**DIRECTIONS**
In the entries, find all lines that hold the word "Distance" and copy them.

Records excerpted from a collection
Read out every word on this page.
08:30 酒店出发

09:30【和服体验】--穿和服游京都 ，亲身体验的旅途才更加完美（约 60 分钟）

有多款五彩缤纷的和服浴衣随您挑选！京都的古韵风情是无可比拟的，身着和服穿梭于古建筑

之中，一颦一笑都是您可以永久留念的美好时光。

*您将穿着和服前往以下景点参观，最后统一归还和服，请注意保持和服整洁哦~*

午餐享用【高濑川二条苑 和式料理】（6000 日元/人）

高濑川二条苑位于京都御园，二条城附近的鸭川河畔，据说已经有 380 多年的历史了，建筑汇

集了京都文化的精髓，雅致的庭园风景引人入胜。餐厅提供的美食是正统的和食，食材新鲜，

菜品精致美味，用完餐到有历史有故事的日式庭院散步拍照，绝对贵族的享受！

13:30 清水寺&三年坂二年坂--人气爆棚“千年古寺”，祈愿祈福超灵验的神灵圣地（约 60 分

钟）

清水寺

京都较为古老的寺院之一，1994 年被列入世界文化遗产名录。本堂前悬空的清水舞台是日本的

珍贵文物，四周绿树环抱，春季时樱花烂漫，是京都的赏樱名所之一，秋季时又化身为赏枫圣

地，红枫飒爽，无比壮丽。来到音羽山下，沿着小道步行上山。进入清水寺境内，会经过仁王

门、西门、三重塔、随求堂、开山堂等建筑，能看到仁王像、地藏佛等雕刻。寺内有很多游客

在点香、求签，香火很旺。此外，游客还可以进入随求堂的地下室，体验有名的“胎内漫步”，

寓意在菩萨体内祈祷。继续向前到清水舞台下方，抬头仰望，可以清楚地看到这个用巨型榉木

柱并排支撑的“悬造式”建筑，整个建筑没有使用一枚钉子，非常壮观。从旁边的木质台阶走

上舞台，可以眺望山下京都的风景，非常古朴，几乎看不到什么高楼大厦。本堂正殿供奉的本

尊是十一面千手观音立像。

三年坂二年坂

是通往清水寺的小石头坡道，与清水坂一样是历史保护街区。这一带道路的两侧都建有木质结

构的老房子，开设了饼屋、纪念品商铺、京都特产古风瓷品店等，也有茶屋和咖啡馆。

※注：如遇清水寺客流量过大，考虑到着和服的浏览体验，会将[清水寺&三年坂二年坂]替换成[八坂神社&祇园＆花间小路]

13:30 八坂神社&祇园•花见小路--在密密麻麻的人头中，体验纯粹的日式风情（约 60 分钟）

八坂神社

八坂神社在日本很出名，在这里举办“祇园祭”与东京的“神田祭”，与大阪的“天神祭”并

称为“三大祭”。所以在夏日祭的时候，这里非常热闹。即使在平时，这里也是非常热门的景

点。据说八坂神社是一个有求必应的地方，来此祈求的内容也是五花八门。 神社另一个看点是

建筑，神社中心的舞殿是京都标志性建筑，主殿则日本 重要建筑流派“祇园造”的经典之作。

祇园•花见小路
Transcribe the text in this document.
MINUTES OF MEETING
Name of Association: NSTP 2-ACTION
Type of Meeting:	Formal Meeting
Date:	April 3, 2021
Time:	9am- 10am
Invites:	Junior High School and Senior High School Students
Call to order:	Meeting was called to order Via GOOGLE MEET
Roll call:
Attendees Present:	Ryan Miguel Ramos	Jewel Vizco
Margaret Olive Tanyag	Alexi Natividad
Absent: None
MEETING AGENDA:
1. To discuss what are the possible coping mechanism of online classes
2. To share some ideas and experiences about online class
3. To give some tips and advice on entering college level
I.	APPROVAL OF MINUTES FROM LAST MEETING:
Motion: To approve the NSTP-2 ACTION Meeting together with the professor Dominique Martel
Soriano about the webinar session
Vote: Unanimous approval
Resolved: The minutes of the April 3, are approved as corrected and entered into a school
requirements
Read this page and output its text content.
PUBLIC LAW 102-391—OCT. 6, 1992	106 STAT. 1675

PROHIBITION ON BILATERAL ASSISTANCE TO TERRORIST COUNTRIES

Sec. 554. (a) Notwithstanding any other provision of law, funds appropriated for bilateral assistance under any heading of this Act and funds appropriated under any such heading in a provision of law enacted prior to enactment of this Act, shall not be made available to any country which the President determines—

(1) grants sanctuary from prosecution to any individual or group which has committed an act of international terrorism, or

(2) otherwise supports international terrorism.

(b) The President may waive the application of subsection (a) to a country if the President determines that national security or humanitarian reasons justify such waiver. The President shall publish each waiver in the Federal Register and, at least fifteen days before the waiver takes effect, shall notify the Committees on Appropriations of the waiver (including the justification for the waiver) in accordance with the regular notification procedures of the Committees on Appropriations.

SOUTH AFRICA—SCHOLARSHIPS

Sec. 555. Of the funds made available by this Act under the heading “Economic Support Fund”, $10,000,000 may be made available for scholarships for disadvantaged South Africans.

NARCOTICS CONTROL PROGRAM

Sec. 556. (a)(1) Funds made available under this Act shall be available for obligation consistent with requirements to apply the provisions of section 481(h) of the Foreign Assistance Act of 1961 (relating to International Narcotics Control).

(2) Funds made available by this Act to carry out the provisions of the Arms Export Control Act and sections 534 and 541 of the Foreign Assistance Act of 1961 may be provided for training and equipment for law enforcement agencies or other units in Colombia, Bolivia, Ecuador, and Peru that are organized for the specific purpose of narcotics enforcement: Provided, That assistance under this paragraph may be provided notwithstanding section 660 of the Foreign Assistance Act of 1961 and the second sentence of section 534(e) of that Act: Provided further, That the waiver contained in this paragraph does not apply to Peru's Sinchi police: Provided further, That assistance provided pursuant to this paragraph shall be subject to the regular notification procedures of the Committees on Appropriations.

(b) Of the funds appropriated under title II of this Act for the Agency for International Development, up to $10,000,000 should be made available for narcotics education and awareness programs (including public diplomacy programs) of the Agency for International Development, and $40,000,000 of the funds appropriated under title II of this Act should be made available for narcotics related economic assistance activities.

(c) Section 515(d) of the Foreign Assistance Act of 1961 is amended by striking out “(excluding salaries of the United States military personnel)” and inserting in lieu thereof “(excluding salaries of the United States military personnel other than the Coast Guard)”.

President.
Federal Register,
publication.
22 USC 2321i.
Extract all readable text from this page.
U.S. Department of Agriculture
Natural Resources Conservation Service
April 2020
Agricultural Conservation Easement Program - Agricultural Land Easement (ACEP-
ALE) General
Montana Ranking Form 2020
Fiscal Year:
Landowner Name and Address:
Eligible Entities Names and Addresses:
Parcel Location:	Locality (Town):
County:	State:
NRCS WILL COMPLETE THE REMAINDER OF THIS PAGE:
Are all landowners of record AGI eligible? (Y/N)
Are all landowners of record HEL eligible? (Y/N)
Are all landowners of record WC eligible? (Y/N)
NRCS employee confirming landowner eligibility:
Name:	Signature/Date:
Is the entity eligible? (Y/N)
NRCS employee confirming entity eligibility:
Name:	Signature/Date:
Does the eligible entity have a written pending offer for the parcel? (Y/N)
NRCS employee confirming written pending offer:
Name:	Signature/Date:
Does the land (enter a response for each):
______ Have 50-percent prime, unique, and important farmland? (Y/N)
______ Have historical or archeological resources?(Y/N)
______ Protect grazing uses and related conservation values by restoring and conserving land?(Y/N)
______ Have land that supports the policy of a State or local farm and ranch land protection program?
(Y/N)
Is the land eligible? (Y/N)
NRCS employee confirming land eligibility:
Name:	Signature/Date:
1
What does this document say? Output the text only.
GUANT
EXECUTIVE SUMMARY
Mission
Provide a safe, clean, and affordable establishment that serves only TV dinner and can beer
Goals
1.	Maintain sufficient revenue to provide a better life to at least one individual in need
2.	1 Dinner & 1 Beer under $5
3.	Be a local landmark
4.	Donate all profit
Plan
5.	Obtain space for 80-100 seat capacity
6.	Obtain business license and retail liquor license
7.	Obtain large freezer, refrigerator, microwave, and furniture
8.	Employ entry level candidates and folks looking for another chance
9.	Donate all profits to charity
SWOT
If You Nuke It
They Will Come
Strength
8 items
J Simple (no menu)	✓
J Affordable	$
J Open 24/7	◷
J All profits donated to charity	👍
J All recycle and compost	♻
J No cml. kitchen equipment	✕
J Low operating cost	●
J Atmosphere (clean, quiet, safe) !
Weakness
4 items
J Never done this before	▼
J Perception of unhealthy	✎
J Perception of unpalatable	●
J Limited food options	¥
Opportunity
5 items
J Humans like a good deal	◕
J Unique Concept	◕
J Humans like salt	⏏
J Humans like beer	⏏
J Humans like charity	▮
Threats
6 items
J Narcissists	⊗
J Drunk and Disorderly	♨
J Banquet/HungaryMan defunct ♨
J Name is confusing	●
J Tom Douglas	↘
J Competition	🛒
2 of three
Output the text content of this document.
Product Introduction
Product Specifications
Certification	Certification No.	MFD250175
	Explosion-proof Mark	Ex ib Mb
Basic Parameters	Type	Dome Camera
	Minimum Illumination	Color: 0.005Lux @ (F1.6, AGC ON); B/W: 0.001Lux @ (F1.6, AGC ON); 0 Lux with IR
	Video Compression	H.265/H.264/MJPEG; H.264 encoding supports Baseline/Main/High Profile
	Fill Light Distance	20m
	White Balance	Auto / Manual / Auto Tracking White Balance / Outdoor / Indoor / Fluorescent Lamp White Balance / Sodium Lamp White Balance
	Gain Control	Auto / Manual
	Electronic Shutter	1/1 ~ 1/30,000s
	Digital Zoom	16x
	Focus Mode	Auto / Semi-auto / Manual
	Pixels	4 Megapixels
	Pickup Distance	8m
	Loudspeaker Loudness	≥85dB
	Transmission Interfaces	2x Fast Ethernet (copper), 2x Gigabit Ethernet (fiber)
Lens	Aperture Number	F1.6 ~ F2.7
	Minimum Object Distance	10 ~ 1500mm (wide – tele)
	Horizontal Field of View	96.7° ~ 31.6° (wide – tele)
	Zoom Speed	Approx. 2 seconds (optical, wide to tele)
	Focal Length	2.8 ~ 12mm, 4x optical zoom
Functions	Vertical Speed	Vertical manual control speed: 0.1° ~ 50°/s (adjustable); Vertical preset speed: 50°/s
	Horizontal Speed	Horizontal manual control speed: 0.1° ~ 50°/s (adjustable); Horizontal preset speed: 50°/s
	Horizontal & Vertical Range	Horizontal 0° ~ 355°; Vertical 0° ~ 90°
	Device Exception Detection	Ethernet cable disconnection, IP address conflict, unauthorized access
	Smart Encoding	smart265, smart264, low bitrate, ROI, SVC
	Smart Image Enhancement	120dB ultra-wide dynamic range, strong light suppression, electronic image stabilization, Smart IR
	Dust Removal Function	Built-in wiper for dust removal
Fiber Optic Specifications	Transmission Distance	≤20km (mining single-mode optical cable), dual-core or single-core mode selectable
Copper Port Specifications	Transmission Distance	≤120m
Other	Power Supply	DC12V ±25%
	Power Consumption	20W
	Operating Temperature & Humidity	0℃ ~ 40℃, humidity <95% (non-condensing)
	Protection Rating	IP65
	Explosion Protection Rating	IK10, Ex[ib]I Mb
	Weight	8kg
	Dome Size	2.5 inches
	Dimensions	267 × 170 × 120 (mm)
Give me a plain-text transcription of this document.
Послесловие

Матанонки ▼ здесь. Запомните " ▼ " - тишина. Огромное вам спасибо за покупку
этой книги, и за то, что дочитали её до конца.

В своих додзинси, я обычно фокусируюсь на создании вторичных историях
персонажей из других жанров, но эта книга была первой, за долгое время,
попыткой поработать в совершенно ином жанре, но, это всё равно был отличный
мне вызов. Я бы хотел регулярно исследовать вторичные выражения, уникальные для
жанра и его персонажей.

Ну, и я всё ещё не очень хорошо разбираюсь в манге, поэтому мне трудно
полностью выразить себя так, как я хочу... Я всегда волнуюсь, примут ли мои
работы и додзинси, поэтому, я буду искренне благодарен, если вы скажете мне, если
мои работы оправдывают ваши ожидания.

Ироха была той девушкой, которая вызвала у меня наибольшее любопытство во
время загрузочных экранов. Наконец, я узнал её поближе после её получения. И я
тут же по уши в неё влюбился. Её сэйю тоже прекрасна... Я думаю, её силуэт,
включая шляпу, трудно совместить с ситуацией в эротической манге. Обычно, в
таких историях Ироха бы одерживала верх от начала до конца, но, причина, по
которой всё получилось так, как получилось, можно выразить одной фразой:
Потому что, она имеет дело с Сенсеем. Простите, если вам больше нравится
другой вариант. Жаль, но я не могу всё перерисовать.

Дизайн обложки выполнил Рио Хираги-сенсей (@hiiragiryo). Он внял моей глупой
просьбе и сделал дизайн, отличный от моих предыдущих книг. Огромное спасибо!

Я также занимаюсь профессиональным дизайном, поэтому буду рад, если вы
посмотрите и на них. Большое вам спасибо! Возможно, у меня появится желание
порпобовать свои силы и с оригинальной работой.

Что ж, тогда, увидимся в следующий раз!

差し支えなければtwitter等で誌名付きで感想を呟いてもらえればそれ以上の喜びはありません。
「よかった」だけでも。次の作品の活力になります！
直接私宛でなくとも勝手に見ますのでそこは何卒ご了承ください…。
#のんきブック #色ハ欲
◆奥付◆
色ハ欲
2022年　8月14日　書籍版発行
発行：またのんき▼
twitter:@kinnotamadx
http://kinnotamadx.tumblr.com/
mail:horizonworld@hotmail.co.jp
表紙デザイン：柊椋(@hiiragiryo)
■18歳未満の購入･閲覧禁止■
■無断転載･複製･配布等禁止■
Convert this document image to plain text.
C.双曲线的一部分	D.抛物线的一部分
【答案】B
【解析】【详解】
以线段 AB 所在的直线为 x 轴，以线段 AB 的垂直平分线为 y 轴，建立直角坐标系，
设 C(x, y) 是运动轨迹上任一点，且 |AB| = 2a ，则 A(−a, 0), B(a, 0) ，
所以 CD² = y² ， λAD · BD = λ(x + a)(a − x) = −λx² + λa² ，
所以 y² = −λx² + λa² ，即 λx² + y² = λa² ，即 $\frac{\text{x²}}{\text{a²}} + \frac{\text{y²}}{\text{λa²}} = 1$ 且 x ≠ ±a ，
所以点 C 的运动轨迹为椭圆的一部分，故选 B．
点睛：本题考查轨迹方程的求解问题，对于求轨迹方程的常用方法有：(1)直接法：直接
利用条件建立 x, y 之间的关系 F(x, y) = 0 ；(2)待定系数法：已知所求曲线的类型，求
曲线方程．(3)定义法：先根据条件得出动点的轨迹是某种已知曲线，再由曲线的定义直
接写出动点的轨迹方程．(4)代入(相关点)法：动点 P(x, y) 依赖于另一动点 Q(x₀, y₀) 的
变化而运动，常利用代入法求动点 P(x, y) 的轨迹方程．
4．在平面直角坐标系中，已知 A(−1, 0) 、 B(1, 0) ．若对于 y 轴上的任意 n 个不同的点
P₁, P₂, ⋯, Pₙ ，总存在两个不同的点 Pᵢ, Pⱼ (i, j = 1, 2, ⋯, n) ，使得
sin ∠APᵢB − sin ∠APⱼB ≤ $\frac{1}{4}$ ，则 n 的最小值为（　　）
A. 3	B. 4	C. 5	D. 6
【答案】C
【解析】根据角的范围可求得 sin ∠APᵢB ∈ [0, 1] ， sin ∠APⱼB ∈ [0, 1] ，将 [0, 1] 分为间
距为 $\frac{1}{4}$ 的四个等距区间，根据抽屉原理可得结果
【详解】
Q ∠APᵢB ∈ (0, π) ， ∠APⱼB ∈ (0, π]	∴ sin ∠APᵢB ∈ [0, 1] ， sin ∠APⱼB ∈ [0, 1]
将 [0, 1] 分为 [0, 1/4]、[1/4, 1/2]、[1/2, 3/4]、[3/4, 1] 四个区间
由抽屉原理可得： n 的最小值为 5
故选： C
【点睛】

**EXPECTED OUTPUT**
	Fill Light Distance	20m
	Pickup Distance	8m
	Minimum Object Distance	10 ~ 1500mm (wide – tele)
Fiber Optic Specifications	Transmission Distance	≤20km (mining single-mode optical cable), dual-core or single-core mode selectable
Copper Port Specifications	Transmission Distance	≤120m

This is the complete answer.